• [Exercise objective]: Extract the line that contains "What does this" and every line after it to the end of the records below, exactly as written and nothing else.

• [Dataset entries]:
= = = = =

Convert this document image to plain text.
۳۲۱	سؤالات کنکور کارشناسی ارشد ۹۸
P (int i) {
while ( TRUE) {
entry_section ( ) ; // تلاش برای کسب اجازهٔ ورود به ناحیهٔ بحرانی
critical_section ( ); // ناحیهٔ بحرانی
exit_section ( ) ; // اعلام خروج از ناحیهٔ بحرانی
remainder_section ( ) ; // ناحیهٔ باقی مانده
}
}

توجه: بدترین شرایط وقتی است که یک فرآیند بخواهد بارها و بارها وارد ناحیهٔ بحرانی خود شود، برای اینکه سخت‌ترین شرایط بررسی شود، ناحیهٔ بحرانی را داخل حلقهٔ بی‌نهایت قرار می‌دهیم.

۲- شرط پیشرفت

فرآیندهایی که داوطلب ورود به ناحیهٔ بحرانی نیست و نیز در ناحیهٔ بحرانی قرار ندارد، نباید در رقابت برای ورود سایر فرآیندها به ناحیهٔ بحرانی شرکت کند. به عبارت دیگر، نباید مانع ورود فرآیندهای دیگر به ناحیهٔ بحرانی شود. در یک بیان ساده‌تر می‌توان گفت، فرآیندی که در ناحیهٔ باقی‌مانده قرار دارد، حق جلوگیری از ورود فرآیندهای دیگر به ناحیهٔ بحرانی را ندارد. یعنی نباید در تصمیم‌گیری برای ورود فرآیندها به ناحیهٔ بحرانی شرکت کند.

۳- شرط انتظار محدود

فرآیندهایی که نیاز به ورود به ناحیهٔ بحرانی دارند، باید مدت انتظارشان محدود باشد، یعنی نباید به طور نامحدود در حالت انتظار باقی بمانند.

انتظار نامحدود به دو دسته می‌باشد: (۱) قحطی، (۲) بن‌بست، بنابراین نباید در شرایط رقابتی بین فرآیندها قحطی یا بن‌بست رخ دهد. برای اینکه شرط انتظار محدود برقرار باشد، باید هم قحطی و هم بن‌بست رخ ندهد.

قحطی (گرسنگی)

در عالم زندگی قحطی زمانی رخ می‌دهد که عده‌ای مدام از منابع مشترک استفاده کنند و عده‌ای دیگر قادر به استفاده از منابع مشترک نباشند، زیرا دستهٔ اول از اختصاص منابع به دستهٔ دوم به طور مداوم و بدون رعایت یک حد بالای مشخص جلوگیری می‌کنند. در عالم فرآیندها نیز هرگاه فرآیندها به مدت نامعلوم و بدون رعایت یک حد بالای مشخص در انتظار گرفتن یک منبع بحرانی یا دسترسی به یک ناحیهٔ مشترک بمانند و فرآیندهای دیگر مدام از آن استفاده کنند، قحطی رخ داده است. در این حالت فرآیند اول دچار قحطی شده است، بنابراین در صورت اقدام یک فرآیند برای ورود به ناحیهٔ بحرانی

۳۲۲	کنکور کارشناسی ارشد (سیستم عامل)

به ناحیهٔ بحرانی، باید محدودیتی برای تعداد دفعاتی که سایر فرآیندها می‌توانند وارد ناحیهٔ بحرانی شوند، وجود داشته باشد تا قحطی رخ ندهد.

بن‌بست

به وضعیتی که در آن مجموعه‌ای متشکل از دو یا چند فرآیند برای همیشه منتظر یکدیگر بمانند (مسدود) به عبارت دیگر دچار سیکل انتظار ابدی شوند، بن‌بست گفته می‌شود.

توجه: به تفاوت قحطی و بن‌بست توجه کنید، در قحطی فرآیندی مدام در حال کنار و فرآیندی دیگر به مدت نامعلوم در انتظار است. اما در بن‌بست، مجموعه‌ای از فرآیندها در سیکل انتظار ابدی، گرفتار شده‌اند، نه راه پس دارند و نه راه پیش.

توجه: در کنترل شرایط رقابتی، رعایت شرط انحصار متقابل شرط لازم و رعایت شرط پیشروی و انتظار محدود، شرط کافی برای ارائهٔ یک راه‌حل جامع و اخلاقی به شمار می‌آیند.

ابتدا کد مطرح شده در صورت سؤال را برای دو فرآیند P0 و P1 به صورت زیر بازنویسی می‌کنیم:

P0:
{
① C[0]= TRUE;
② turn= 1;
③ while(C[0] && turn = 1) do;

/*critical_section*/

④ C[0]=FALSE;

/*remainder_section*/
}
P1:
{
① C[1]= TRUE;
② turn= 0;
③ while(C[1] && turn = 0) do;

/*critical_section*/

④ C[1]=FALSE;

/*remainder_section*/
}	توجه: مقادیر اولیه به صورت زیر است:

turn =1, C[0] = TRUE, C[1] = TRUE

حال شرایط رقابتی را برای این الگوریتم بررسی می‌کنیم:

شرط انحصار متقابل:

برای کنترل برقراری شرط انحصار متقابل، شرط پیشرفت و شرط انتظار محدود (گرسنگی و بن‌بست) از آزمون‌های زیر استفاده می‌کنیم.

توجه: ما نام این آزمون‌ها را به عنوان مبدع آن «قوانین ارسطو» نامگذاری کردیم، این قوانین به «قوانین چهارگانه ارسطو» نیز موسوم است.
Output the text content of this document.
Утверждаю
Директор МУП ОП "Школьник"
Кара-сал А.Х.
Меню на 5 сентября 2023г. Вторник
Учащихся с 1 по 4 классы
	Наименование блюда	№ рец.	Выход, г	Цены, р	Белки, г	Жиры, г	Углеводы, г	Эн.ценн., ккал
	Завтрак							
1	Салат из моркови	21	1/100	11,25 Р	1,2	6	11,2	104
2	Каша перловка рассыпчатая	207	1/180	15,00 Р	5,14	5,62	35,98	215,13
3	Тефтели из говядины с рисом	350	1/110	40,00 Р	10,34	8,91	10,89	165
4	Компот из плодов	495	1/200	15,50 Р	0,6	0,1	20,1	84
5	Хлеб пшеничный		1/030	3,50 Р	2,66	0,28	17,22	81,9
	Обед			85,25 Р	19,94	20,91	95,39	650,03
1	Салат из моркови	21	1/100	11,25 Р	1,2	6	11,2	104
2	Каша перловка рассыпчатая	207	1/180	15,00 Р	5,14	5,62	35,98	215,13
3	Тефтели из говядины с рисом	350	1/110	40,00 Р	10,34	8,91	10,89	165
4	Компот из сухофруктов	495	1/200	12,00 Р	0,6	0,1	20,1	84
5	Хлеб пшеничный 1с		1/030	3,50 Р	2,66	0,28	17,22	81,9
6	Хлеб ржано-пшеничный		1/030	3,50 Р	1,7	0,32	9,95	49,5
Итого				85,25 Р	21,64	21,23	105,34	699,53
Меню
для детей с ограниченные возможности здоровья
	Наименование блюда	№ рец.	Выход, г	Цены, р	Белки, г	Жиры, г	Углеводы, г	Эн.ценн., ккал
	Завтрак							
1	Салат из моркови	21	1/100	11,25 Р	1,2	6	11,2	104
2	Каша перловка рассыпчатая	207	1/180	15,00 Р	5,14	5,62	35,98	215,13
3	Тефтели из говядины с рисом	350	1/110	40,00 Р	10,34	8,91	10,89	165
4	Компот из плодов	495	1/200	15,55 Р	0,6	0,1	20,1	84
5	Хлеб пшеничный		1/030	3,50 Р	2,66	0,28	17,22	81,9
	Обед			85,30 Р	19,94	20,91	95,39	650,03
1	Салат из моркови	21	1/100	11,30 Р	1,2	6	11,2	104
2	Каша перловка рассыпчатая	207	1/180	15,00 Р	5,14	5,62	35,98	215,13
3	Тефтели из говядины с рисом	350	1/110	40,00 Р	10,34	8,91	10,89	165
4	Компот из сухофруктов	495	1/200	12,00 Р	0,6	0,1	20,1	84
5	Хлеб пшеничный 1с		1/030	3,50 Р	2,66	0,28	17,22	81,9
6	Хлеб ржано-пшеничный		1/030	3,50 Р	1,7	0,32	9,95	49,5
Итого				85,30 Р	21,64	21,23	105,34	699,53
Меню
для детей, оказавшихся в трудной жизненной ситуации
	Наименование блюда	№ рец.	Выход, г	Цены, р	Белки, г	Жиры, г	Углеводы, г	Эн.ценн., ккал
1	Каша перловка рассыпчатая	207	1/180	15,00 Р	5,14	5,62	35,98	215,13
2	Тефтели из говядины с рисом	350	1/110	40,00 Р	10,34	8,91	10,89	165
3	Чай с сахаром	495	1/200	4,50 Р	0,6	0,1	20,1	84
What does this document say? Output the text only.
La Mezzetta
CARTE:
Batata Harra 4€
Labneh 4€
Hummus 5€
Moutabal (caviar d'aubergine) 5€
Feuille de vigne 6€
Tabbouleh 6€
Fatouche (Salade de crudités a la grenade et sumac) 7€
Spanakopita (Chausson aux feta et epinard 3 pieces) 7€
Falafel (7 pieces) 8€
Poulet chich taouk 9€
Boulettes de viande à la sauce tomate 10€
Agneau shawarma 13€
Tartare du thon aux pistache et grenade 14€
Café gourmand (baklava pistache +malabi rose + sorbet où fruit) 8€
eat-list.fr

= = = = =

• [Expected output]:
What does this document say? Output the text only.
La Mezzetta
CARTE:
Batata Harra 4€
Labneh 4€
Hummus 5€
Moutabal (caviar d'aubergine) 5€
Feuille de vigne 6€
Tabbouleh 6€
Fatouche (Salade de crudités a la grenade et sumac) 7€
Spanakopita (Chausson aux feta et epinard 3 pieces) 7€
Falafel (7 pieces) 8€
Poulet chich taouk 9€
Boulettes de viande à la sauce tomate 10€
Agneau shawarma 13€
Tartare du thon aux pistache et grenade 14€
Café gourmand (baklava pistache +malabi rose + sorbet où fruit) 8€
eat-list.fr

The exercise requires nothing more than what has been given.